▶ _ÉNONCÉ DU PROBLÈME_:
Pourriez-vous recopier mot pour mot, du début à la fin, le compte rendu du récital Schubert de Mitsuko Uchida ?

▶ _TEXTE EXTRAIT_:

^^^^

1. Schubert 
    Sonate n°4 en la mineur, D. 537 
    Sonate n° 15 en
    ut majeur, D. 840 
    Sonate n°21 en
    si bémol majeur, D. 960

Mitsuko Uchida, piano

Paris, Philharmonie, Grande Salle Pierre Boulez, le 19 décembre 2018

S’achève une série de récitals parisiens qui ont fait honneur au corpus pianistique schubertien, par leur qualité instrumentale, par leur densité et leur sérieux, autant que par leur diversité. Ce n’est pas chaque année que l’on peut entendre, d’une part, trois D.960 du plus haut niveau (Dezső Ránki et Elisabeth Leonskaja) d’autre part certains des joyaux inachevés parmi les plus rares du catalogue. D.459 le mois dernier avec Leonskaja, et la reine des reliques schubertiennes, la D.840 éponyme. Ce à quoi s’ajoute le rituel sokolovien, comprenant cette année le second cahier d’impromptus. Entre ces quatre pianistes, peu en commun, sinon la conviction que les enjeux dramatiques et formels de Schubert sont toujours plus forts et plus durs qu’il n’y paraît. Cette soirée-là, veillée du soixante-dixième anniversaire d’Uchida, était l’occasion de consacrer une certitude que son dernier récital monographique à Paris (il y a six ans déjà) n’avait pas permis de vérifier tout à fait : qu’elle s’est définitivement imposée parmi les interprètes essentiels de cette musique, qu’elle reconduit toujours à un geste brut et intuitif, aussi plein de douceur que d’alacrité.

^^^^

Entrées enregistrées:
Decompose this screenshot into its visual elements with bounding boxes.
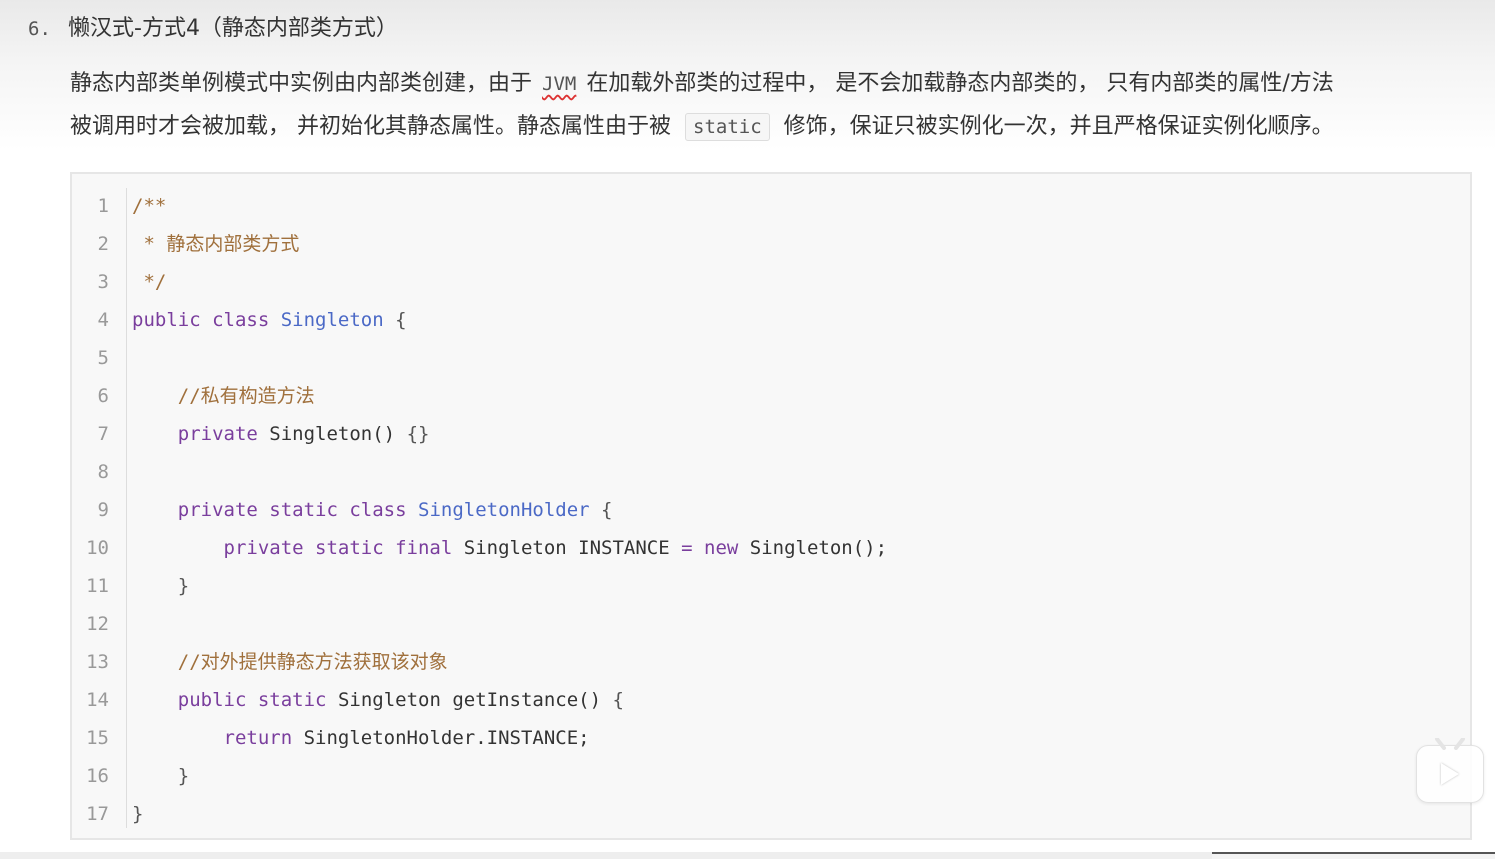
code-keyword: private static final	[223, 537, 453, 559]
play-icon	[1441, 763, 1459, 785]
code-comment: //私有构造方法	[177, 385, 315, 407]
code-keyword: private static class	[177, 499, 407, 521]
line-number: 3	[97, 271, 109, 293]
line-number: 16	[86, 765, 109, 787]
code-punct: {	[612, 689, 624, 711]
code-line-6: //私有构造方法	[132, 377, 315, 415]
code-line-14: public static Singleton getInstance() {	[132, 681, 624, 719]
code-line-15: return SingletonHolder.INSTANCE;	[132, 719, 590, 757]
code-text: Singleton INSTANCE	[463, 537, 670, 559]
code-punct: }	[132, 803, 144, 825]
code-text: Singleton getInstance()	[337, 689, 602, 711]
line-number: 17	[86, 803, 109, 825]
paragraph-text: 修饰，保证只被实例化一次，并且严格保证实例化顺序。	[783, 114, 1334, 139]
line-number: 13	[86, 651, 109, 673]
code-line-7: private Singleton() {}	[132, 415, 430, 453]
tv-ears-icon	[1435, 738, 1465, 750]
code-block[interactable]: 1 2 3 4 5 6 7 8 9 10 11 12 13 14 15 16 1…	[70, 172, 1472, 840]
code-comment: //对外提供静态方法获取该对象	[177, 651, 448, 673]
code-comment: */	[132, 271, 167, 293]
code-line-17: }	[132, 795, 143, 833]
line-number: 14	[86, 689, 109, 711]
code-keyword: new	[704, 537, 739, 559]
code-class-name: SingletonHolder	[418, 499, 590, 521]
code-keyword: public static	[177, 689, 327, 711]
play-button[interactable]	[1416, 738, 1484, 803]
inline-code-static: static	[685, 113, 770, 141]
code-text: SingletonHolder.INSTANCE;	[303, 727, 590, 749]
code-keyword: private	[177, 423, 258, 445]
paragraph-text: 在加载外部类的过程中， 是不会加载静态内部类的， 只有内部类的属性/方法	[586, 71, 1334, 96]
code-line-3: */	[132, 263, 166, 301]
heading-title: 懒汉式-方式4（静态内部类方式）	[68, 16, 398, 41]
line-number: 11	[86, 575, 109, 597]
code-line-16: }	[132, 757, 189, 795]
code-text: Singleton();	[749, 537, 888, 559]
line-number: 7	[97, 423, 109, 445]
paragraph-text: 被调用时才会被加载， 并初始化其静态属性。静态属性由于被	[70, 114, 671, 139]
code-punct: {	[395, 309, 407, 331]
paragraph-text: 静态内部类单例模式中实例由内部类创建，由于	[70, 71, 533, 96]
code-line-4: public class Singleton {	[132, 301, 407, 339]
inline-code-jvm: JVM	[542, 73, 577, 95]
line-number: 4	[97, 309, 109, 331]
code-punct: {}	[406, 423, 430, 445]
code-comment: /**	[132, 195, 167, 217]
code-punct: }	[177, 575, 190, 597]
line-number: 9	[97, 499, 109, 521]
line-number: 5	[97, 347, 109, 369]
code-keyword: public class	[132, 309, 270, 331]
code-text: Singleton()	[269, 423, 396, 445]
code-line-9: private static class SingletonHolder {	[132, 491, 613, 529]
line-number: 10	[86, 537, 109, 559]
gutter-divider	[126, 188, 127, 828]
code-line-10: private static final Singleton INSTANCE …	[132, 529, 888, 567]
section-heading: 6. 懒汉式-方式4（静态内部类方式）	[28, 12, 398, 46]
paragraph-line-1: 静态内部类单例模式中实例由内部类创建，由于 JVM 在加载外部类的过程中， 是不会加…	[70, 64, 1475, 104]
line-number: 8	[97, 461, 109, 483]
line-number: 6	[97, 385, 109, 407]
code-operator: =	[681, 537, 693, 559]
code-comment: * 静态内部类方式	[132, 233, 300, 255]
code-line-2: * 静态内部类方式	[132, 225, 299, 263]
page: 6. 懒汉式-方式4（静态内部类方式） 静态内部类单例模式中实例由内部类创建，由于…	[0, 0, 1495, 859]
line-number: 1	[97, 195, 109, 217]
code-line-11: }	[132, 567, 189, 605]
heading-number: 6.	[28, 18, 51, 40]
bottom-tab[interactable]	[1212, 852, 1495, 859]
paragraph-line-2: 被调用时才会被加载， 并初始化其静态属性。静态属性由于被 static 修饰，保证只…	[70, 107, 1475, 147]
code-line-13: //对外提供静态方法获取该对象	[132, 643, 448, 681]
code-keyword: return	[223, 727, 293, 749]
line-number: 2	[97, 233, 109, 255]
code-punct: }	[177, 765, 190, 787]
line-number: 12	[86, 613, 109, 635]
code-punct: {	[601, 499, 613, 521]
code-line-1: /**	[132, 187, 166, 225]
code-class-name: Singleton	[280, 309, 384, 331]
line-number: 15	[86, 727, 109, 749]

^^^^

▶ _RÉPONSE COMPLÈTE_:
1. Schubert 
    Sonate n°4 en la mineur, D. 537 
    Sonate n° 15 en
    ut majeur, D. 840 
    Sonate n°21 en
    si bémol majeur, D. 960

Mitsuko Uchida, piano

Paris, Philharmonie, Grande Salle Pierre Boulez, le 19 décembre 2018

S’achève une série de récitals parisiens qui ont fait honneur au corpus pianistique schubertien, par leur qualité instrumentale, par leur densité et leur sérieux, autant que par leur diversité. Ce n’est pas chaque année que l’on peut entendre, d’une part, trois D.960 du plus haut niveau (Dezső Ránki et Elisabeth Leonskaja) d’autre part certains des joyaux inachevés parmi les plus rares du catalogue. D.459 le mois dernier avec Leonskaja, et la reine des reliques schubertiennes, la D.840 éponyme. Ce à quoi s’ajoute le rituel sokolovien, comprenant cette année le second cahier d’impromptus. Entre ces quatre pianistes, peu en commun, sinon la conviction que les enjeux dramatiques et formels de Schubert sont toujours plus forts et plus durs qu’il n’y paraît. Cette soirée-là, veillée du soixante-dixième anniversaire d’Uchida, était l’occasion de consacrer une certitude que son dernier récital monographique à Paris (il y a six ans déjà) n’avait pas permis de vérifier tout à fait : qu’elle s’est définitivement imposée parmi les interprètes essentiels de cette musique, qu’elle reconduit toujours à un geste brut et intuitif, aussi plein de douceur que d’alacrité.